Work instructions => Locate every line below that contains the word "parameters" and copy it.

Task data =>
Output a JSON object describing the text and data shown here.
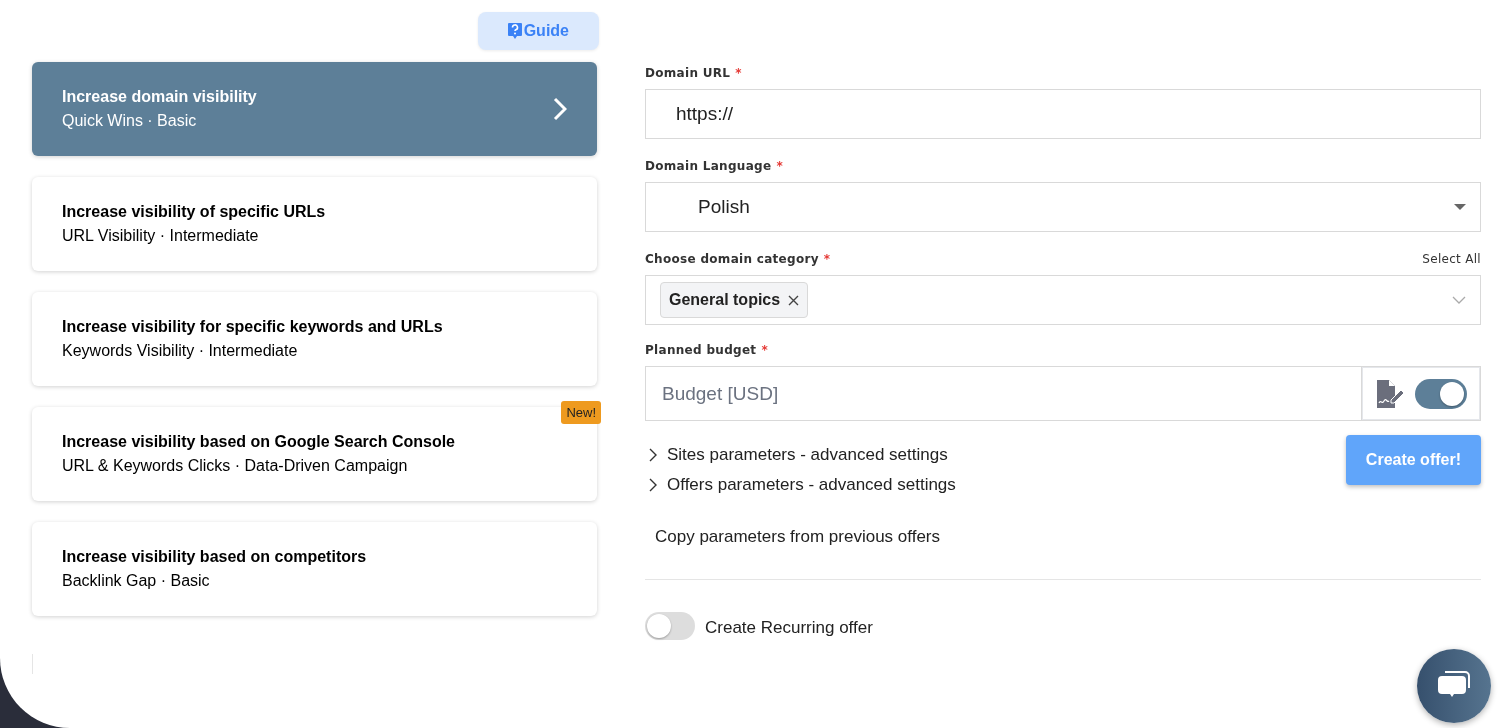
{
  "guide_button": {
    "label": "Guide"
  },
  "goals": [
    {
      "title": "Increase domain visibility",
      "subtitle": "Quick Wins · Basic",
      "selected": true
    },
    {
      "title": "Increase visibility of specific URLs",
      "subtitle": "URL Visibility · Intermediate",
      "selected": false
    },
    {
      "title": "Increase visibility for specific keywords and URLs",
      "subtitle": "Keywords Visibility · Intermediate",
      "selected": false
    },
    {
      "title": "Increase visibility based on Google Search Console",
      "subtitle": "URL & Keywords Clicks · Data-Driven Campaign",
      "selected": false,
      "badge": "New!"
    },
    {
      "title": "Increase visibility based on competitors",
      "subtitle": "Backlink Gap · Basic",
      "selected": false
    }
  ],
  "form": {
    "domain_url": {
      "label": "Domain URL",
      "marker": "*",
      "value": "https://"
    },
    "domain_language": {
      "label": "Domain Language",
      "marker": "*",
      "value": "Polish"
    },
    "domain_category": {
      "label": "Choose domain category",
      "marker": "*",
      "select_all": "Select All",
      "tags": [
        {
          "label": "General topics"
        }
      ]
    },
    "planned_budget": {
      "label": "Planned budget",
      "marker": "*",
      "placeholder": "Budget [USD]",
      "toggle_on": true
    },
    "advanced": [
      {
        "label": "Sites parameters - advanced settings",
        "expanded": false
      },
      {
        "label": "Offers parameters - advanced settings",
        "expanded": false
      }
    ],
    "create_button": "Create offer!",
    "copy_link": "Copy parameters from previous offers",
    "recurring": {
      "label": "Create Recurring offer",
      "on": false
    }
  }
}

Answer =>
        "label": "Sites parameters - advanced settings",
        "label": "Offers parameters - advanced settings",
    "copy_link": "Copy parameters from previous offers",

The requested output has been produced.